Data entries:
::::

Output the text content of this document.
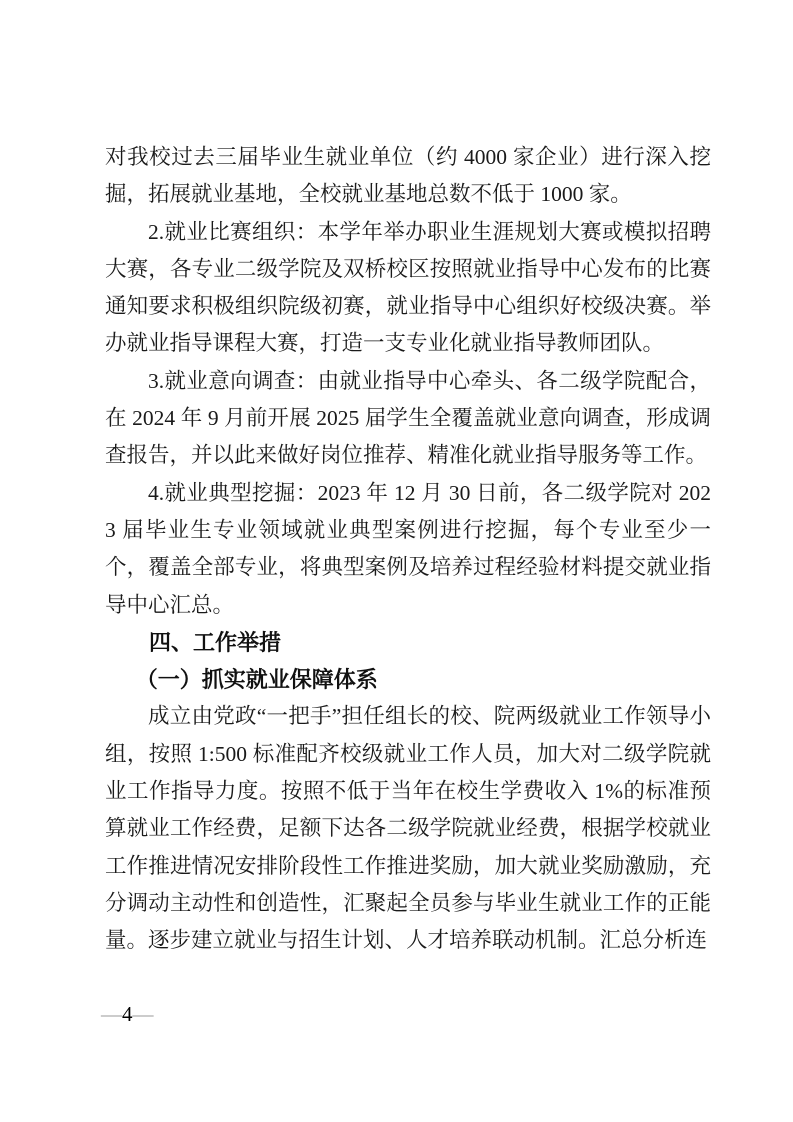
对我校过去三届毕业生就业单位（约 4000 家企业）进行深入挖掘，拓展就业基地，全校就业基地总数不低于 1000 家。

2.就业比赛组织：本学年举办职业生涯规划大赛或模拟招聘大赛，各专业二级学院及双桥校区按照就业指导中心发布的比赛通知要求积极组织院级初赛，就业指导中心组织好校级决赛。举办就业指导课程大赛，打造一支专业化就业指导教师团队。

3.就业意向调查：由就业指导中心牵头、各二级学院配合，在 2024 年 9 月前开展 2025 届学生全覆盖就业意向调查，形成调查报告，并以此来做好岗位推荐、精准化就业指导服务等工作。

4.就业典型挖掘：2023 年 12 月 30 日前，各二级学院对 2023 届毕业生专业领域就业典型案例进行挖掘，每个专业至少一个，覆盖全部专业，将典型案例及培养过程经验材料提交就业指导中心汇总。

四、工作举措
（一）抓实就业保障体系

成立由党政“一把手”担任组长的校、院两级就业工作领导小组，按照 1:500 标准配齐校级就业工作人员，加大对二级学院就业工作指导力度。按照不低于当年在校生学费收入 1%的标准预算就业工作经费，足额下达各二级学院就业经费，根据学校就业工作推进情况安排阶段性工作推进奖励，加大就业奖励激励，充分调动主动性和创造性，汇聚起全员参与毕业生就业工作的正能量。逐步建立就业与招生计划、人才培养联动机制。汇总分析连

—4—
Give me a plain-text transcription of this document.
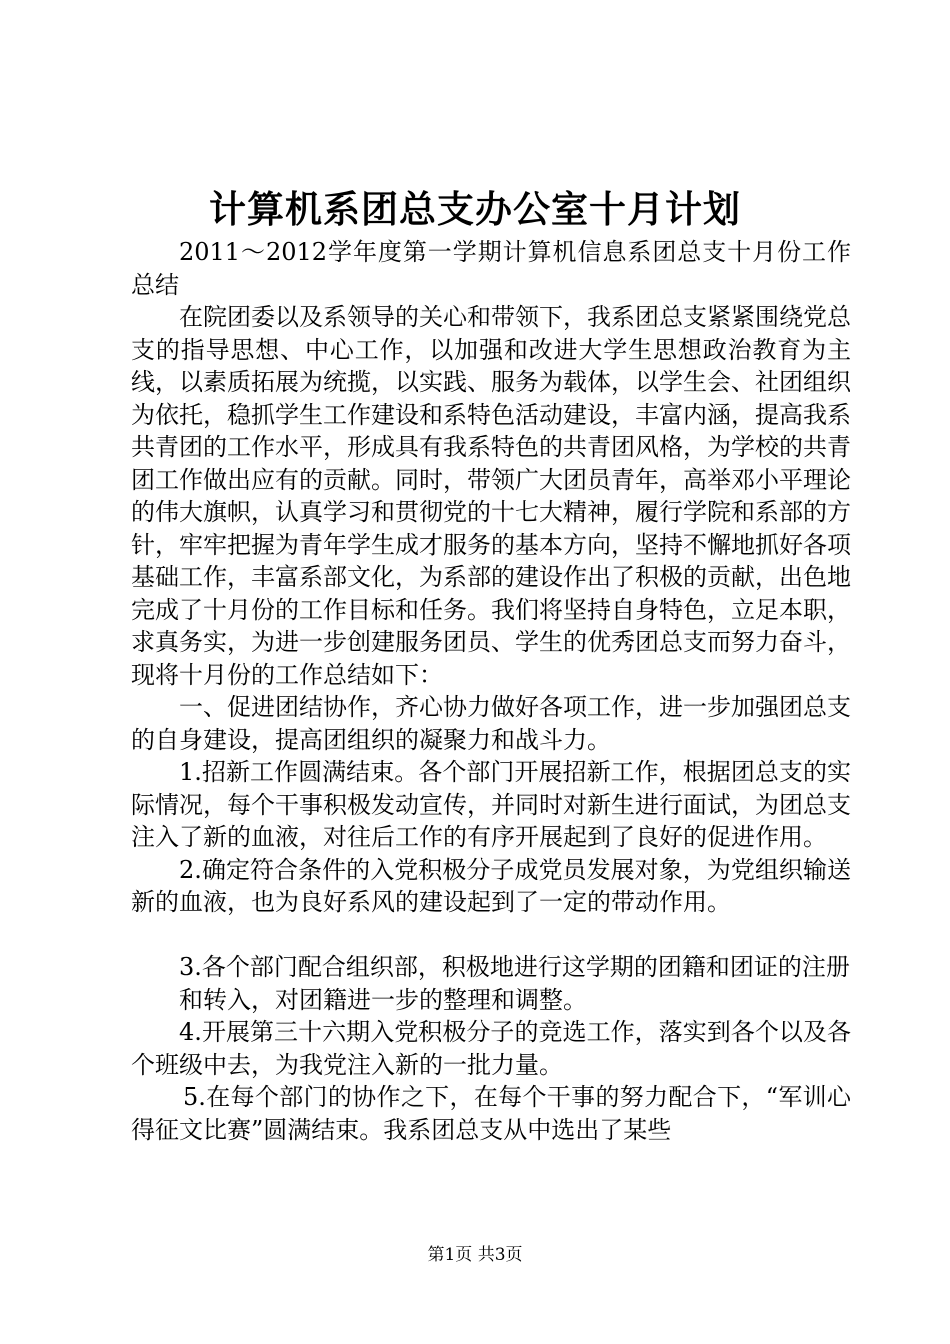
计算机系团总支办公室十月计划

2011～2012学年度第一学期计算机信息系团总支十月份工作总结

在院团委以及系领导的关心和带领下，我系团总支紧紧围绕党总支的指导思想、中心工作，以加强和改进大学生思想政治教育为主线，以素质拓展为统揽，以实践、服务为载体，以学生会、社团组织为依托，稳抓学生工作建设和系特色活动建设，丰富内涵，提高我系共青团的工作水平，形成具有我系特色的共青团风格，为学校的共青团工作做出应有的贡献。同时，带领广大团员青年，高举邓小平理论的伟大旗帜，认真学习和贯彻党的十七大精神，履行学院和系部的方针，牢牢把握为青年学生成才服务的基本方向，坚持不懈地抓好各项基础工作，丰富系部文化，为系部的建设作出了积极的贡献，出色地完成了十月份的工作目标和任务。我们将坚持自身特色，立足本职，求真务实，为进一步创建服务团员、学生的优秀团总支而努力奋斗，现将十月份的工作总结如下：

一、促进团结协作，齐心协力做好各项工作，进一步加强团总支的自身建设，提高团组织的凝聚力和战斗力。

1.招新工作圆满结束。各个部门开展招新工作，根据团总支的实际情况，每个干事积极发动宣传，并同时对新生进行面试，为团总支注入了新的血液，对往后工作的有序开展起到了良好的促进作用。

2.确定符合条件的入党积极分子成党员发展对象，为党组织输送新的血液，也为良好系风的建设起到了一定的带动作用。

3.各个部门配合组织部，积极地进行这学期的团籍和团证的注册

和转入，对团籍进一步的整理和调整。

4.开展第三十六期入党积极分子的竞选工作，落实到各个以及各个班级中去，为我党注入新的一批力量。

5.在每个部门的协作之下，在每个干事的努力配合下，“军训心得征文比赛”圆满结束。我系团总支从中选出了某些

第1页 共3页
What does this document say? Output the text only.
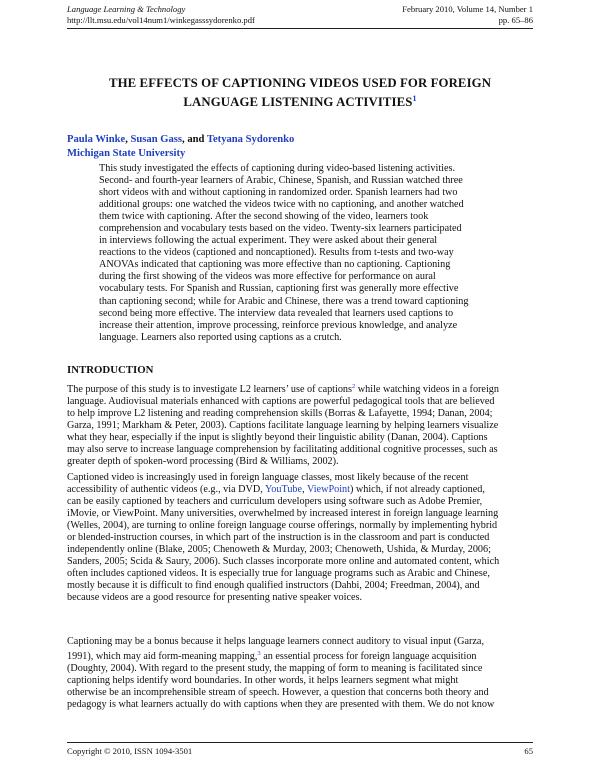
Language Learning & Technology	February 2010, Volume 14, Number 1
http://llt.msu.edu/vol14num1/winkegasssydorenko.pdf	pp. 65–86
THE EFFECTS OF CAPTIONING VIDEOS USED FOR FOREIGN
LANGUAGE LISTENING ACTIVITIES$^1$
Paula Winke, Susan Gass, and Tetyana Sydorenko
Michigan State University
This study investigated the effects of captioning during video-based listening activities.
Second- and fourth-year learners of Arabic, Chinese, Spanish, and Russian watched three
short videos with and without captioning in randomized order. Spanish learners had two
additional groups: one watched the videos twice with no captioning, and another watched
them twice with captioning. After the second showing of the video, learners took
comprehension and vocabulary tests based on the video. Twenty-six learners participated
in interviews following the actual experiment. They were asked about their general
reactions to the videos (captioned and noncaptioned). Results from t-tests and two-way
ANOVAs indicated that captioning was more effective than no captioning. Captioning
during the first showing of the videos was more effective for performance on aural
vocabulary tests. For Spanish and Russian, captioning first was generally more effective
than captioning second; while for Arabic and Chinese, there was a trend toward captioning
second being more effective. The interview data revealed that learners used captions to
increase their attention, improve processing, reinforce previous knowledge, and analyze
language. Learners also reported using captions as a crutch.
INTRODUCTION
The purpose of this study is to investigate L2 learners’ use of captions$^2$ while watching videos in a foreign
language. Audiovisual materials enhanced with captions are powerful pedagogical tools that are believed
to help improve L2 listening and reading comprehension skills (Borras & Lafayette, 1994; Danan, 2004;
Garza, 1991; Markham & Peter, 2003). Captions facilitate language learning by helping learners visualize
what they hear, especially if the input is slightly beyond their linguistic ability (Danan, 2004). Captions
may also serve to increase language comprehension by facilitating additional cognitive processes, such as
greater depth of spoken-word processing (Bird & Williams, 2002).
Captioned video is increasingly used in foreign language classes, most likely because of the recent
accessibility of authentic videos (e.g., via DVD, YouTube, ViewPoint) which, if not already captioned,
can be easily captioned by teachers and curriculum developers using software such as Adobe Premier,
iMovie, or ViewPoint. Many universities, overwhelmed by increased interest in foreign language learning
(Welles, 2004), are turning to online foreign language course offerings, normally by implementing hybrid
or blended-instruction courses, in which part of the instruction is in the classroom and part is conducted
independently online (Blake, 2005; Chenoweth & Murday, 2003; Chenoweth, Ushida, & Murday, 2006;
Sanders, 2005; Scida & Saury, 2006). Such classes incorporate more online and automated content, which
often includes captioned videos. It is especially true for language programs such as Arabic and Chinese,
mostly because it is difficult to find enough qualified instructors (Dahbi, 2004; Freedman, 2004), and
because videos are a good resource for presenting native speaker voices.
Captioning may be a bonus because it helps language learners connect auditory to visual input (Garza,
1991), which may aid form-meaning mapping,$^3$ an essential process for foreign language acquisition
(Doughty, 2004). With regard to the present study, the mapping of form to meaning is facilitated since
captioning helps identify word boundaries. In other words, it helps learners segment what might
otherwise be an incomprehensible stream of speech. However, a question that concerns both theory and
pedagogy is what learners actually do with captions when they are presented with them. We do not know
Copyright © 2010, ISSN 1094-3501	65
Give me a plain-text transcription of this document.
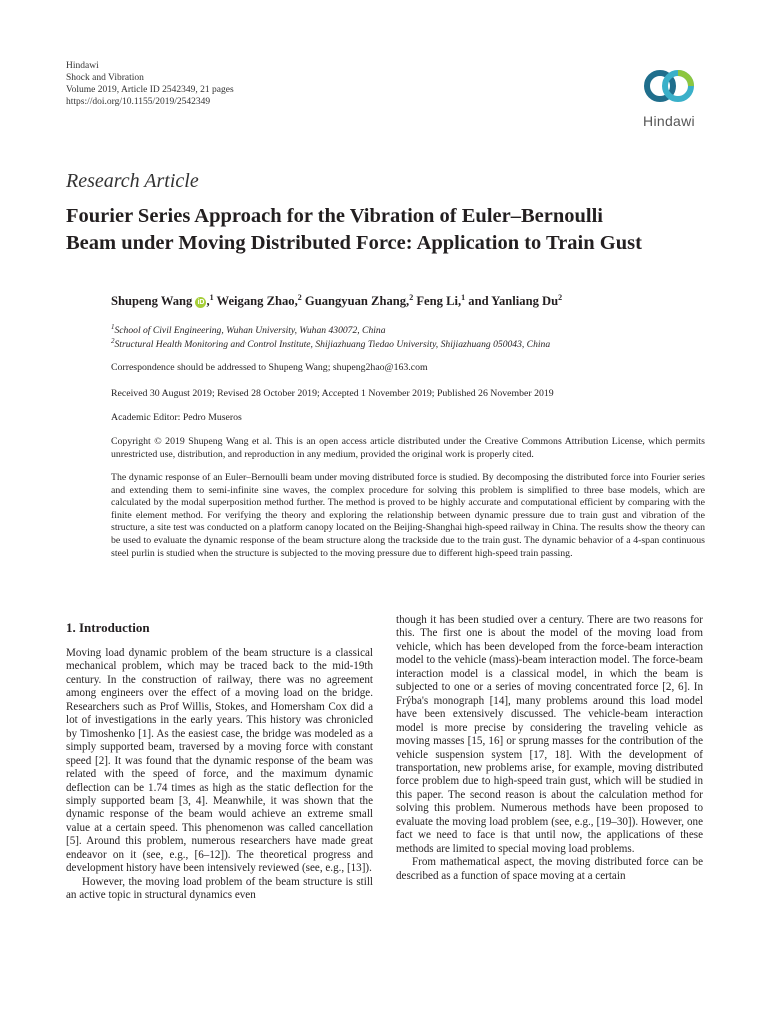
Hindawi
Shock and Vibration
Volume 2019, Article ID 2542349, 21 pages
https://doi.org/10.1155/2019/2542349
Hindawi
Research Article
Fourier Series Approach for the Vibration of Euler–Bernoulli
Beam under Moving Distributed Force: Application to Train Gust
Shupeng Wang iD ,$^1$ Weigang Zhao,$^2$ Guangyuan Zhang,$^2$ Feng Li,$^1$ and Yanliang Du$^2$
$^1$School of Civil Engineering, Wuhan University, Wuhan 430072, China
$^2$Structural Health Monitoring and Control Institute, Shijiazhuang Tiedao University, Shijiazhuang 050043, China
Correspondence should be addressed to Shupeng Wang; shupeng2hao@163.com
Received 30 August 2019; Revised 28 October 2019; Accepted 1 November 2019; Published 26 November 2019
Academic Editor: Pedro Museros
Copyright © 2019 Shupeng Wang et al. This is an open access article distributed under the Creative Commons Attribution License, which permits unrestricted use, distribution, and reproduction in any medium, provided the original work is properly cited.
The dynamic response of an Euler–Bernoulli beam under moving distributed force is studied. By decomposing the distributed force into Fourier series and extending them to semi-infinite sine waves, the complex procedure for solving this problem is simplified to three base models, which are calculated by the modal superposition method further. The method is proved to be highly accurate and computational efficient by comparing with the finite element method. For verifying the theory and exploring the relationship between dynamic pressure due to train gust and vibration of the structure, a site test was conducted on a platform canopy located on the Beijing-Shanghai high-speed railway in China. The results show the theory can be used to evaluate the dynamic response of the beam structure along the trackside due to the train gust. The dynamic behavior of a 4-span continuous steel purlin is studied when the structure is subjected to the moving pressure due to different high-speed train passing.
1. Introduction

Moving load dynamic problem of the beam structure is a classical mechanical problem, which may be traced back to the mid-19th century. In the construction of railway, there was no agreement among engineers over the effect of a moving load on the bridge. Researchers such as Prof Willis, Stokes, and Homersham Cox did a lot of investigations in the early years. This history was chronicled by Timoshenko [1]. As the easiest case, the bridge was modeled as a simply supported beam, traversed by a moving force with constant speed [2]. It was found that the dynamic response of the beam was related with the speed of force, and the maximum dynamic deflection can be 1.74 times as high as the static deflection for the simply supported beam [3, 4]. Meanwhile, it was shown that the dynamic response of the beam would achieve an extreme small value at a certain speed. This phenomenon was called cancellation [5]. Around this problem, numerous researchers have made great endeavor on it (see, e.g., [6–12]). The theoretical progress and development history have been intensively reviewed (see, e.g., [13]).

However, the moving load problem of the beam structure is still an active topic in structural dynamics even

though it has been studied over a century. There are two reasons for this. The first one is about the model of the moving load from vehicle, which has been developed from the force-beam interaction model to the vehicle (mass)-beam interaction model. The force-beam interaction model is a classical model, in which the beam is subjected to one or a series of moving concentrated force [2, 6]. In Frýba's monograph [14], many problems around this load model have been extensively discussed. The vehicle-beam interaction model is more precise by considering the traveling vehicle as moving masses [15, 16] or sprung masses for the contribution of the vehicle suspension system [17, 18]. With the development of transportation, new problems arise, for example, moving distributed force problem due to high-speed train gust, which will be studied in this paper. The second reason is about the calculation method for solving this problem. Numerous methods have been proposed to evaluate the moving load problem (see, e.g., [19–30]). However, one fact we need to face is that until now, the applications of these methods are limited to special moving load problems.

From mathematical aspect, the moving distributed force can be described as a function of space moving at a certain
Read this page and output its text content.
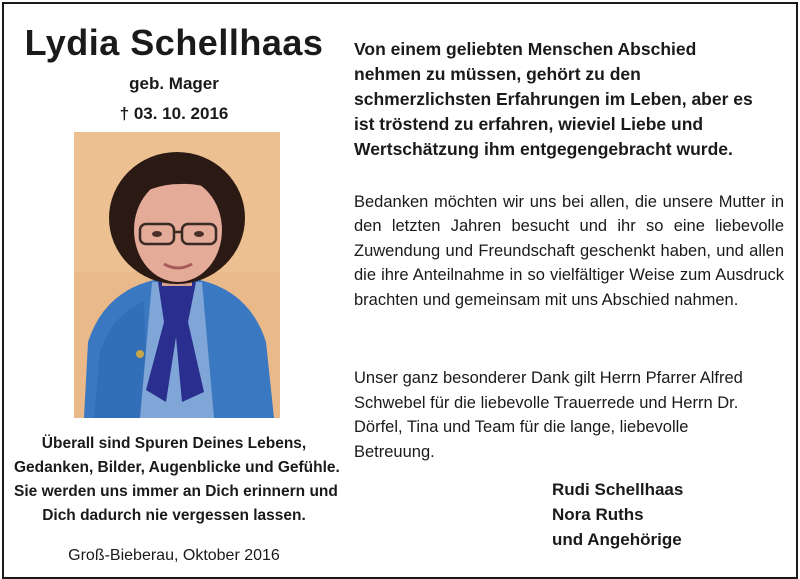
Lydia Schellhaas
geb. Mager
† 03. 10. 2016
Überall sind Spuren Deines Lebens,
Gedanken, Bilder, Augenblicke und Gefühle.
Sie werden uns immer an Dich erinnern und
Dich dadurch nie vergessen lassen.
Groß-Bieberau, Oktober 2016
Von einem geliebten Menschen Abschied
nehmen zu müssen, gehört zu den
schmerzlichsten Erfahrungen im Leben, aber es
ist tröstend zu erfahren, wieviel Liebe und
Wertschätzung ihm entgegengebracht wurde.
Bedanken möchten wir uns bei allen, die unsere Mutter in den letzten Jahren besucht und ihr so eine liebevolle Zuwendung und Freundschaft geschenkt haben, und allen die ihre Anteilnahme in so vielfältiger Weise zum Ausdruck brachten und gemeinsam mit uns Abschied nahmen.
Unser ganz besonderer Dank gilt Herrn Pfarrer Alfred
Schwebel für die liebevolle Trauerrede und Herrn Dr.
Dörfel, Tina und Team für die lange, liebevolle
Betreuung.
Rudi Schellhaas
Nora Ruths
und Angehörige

::::

Exercise aim: Go through the records above, find every line with the word "during", and list those lines.

Worked answer:
This study investigated the effects of captioning during video-based listening activities.
during the first showing of the videos was more effective for performance on aural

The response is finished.